• _Stored data_:
------------------------

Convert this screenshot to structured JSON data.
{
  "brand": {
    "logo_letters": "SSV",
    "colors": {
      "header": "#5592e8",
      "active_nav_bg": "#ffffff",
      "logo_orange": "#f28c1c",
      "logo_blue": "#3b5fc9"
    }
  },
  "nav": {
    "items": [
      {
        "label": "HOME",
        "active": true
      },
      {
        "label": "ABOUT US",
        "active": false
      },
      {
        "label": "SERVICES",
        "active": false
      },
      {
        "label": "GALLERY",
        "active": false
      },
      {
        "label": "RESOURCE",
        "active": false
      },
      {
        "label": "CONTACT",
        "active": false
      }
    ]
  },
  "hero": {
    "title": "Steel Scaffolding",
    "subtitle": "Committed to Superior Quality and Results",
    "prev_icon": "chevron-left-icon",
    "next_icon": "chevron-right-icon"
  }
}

------------------------

• _WRITTEN PROBLEM_:
Copy out every line of the data above, exactly as given.

• _ANSWER TO THIS PROBLEM_:
Convert this screenshot to structured JSON data.
{
  "brand": {
    "logo_letters": "SSV",
    "colors": {
      "header": "#5592e8",
      "active_nav_bg": "#ffffff",
      "logo_orange": "#f28c1c",
      "logo_blue": "#3b5fc9"
    }
  },
  "nav": {
    "items": [
      {
        "label": "HOME",
        "active": true
      },
      {
        "label": "ABOUT US",
        "active": false
      },
      {
        "label": "SERVICES",
        "active": false
      },
      {
        "label": "GALLERY",
        "active": false
      },
      {
        "label": "RESOURCE",
        "active": false
      },
      {
        "label": "CONTACT",
        "active": false
      }
    ]
  },
  "hero": {
    "title": "Steel Scaffolding",
    "subtitle": "Committed to Superior Quality and Results",
    "prev_icon": "chevron-left-icon",
    "next_icon": "chevron-right-icon"
  }
}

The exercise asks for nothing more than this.